_What is required_
Please give the entries again in full and exactly, without any picture.

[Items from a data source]

↓

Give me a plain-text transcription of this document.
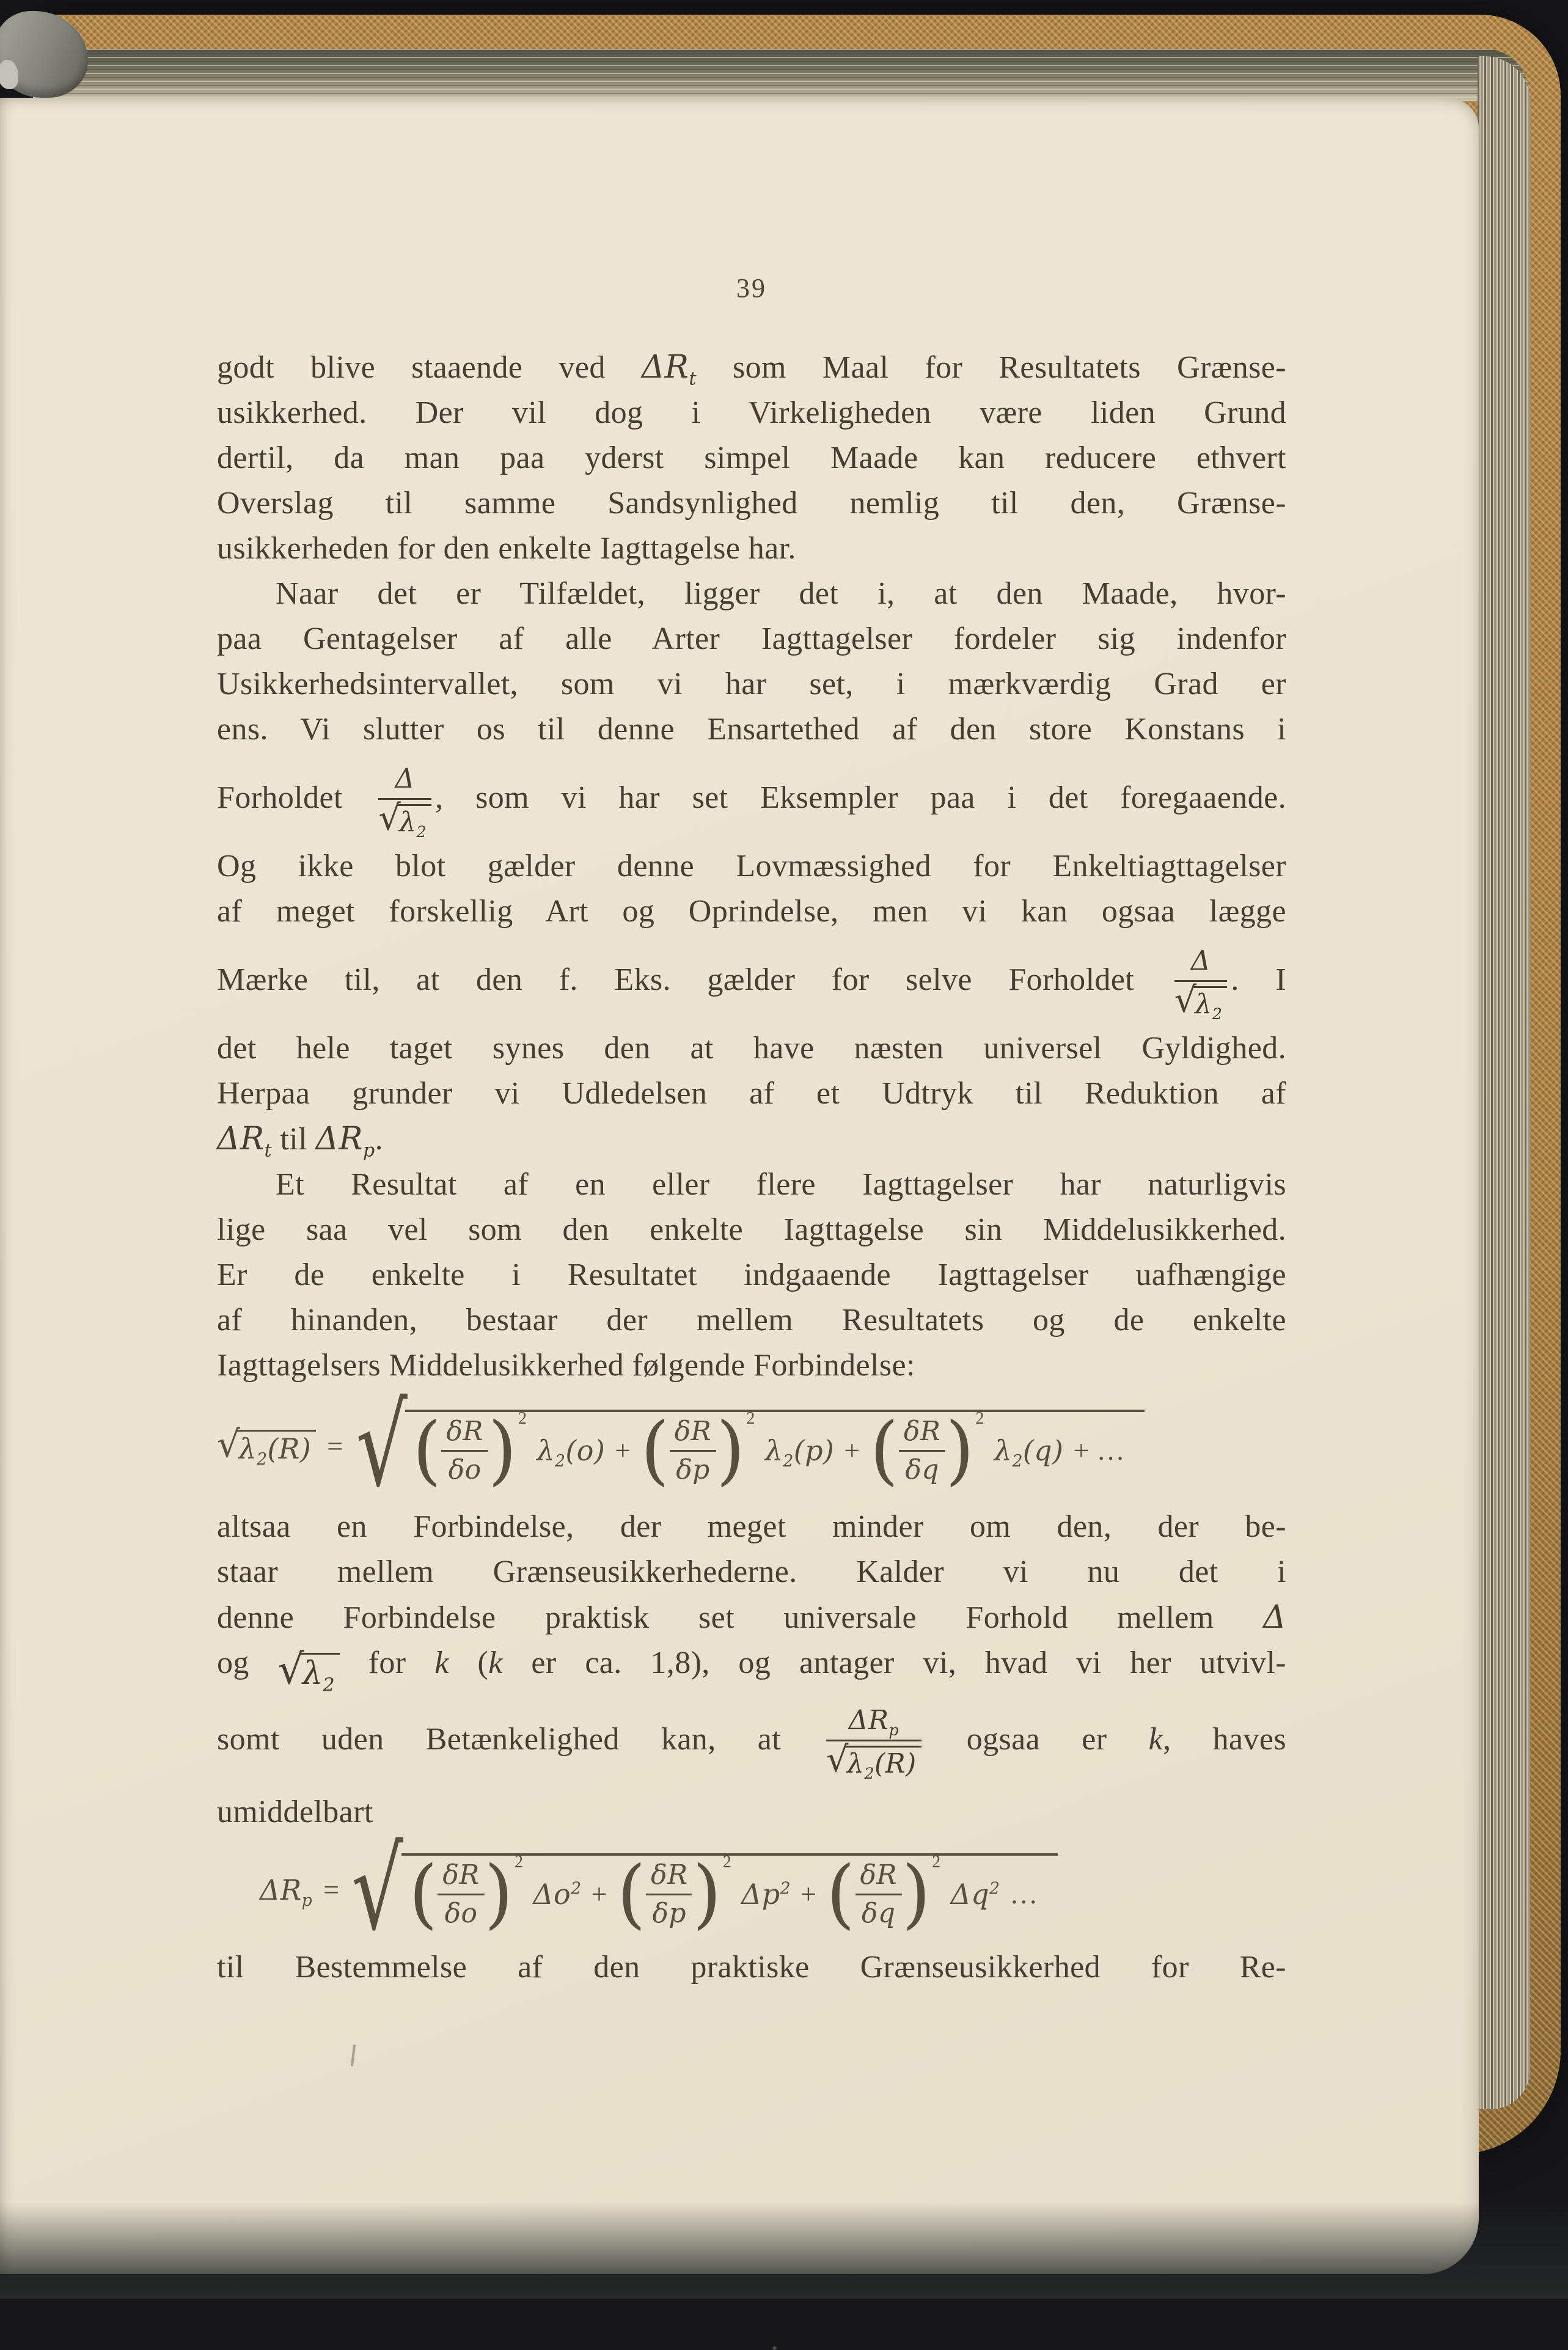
39
godt blive staaende ved $\Delta R_t$ som Maal for Resultatets Grænse-
usikkerhed. Der vil dog i Virkeligheden være liden Grund
dertil, da man paa yderst simpel Maade kan reducere ethvert
Overslag til samme Sandsynlighed nemlig til den, Grænse-
usikkerheden for den enkelte Iagttagelse har.
Naar det er Tilfældet, ligger det i, at den Maade, hvor-
paa Gentagelser af alle Arter Iagttagelser fordeler sig indenfor
Usikkerhedsintervallet, som vi har set, i mærkværdig Grad er
ens. Vi slutter os til denne Ensartethed af den store Konstans i
Forholdet Δ
√
$\lambda_2$ , som vi har set Eksempler paa i det foregaaende.
Og ikke blot gælder denne Lovmæssighed for Enkeltiagttagelser
af meget forskellig Art og Oprindelse, men vi kan ogsaa lægge
Mærke til, at den f. Eks. gælder for selve Forholdet Δ
√
$\lambda_2$ . I
det hele taget synes den at have næsten universel Gyldighed.
Herpaa grunder vi Udledelsen af et Udtryk til Reduktion af
$\Delta R_t$ til $\Delta R_p$.
Et Resultat af en eller flere Iagttagelser har naturligvis
lige saa vel som den enkelte Iagttagelse sin Middelusikkerhed.
Er de enkelte i Resultatet indgaaende Iagttagelser uafhængige
af hinanden, bestaar der mellem Resultatets og de enkelte
Iagttagelsers Middelusikkerhed følgende Forbindelse:
√
$\lambda_2(R)$ = √ ( δR
δo ) 2
$\lambda_2(o)$ + ( δR
δp ) 2
$\lambda_2(p)$ + ( δR
δq ) 2
$\lambda_2(q)$ + …
altsaa en Forbindelse, der meget minder om den, der be-
staar mellem Grænseusikkerhederne. Kalder vi nu det i
denne Forbindelse praktisk set universale Forhold mellem Δ
og √
$\lambda_2$
for k (k er ca. 1,8), og antager vi, hvad vi her utvivl-
somt uden Betænkelighed kan, at
$\Delta R_p$
√
$\lambda_2(R)$
ogsaa er k, haves
umiddelbart
$\Delta R_p$ = √ ( δR
δo ) 2
$\Delta o^2$ + ( δR
δp ) 2
$\Delta p^2$ + ( δR
δq ) 2
$\Delta q^2$ …
til Bestemmelse af den praktiske Grænseusikkerhed for Re-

↑

_Final result_
Give me a plain-text transcription of this document.
39
godt blive staaende ved $\Delta R_t$ som Maal for Resultatets Grænse-
usikkerhed. Der vil dog i Virkeligheden være liden Grund
dertil, da man paa yderst simpel Maade kan reducere ethvert
Overslag til samme Sandsynlighed nemlig til den, Grænse-
usikkerheden for den enkelte Iagttagelse har.
Naar det er Tilfældet, ligger det i, at den Maade, hvor-
paa Gentagelser af alle Arter Iagttagelser fordeler sig indenfor
Usikkerhedsintervallet, som vi har set, i mærkværdig Grad er
ens. Vi slutter os til denne Ensartethed af den store Konstans i
Forholdet Δ
√
$\lambda_2$ , som vi har set Eksempler paa i det foregaaende.
Og ikke blot gælder denne Lovmæssighed for Enkeltiagttagelser
af meget forskellig Art og Oprindelse, men vi kan ogsaa lægge
Mærke til, at den f. Eks. gælder for selve Forholdet Δ
√
$\lambda_2$ . I
det hele taget synes den at have næsten universel Gyldighed.
Herpaa grunder vi Udledelsen af et Udtryk til Reduktion af
$\Delta R_t$ til $\Delta R_p$.
Et Resultat af en eller flere Iagttagelser har naturligvis
lige saa vel som den enkelte Iagttagelse sin Middelusikkerhed.
Er de enkelte i Resultatet indgaaende Iagttagelser uafhængige
af hinanden, bestaar der mellem Resultatets og de enkelte
Iagttagelsers Middelusikkerhed følgende Forbindelse:
√
$\lambda_2(R)$ = √ ( δR
δo ) 2
$\lambda_2(o)$ + ( δR
δp ) 2
$\lambda_2(p)$ + ( δR
δq ) 2
$\lambda_2(q)$ + …
altsaa en Forbindelse, der meget minder om den, der be-
staar mellem Grænseusikkerhederne. Kalder vi nu det i
denne Forbindelse praktisk set universale Forhold mellem Δ
og √
$\lambda_2$
for k (k er ca. 1,8), og antager vi, hvad vi her utvivl-
somt uden Betænkelighed kan, at
$\Delta R_p$
√
$\lambda_2(R)$
ogsaa er k, haves
umiddelbart
$\Delta R_p$ = √ ( δR
δo ) 2
$\Delta o^2$ + ( δR
δp ) 2
$\Delta p^2$ + ( δR
δq ) 2
$\Delta q^2$ …
til Bestemmelse af den praktiske Grænseusikkerhed for Re-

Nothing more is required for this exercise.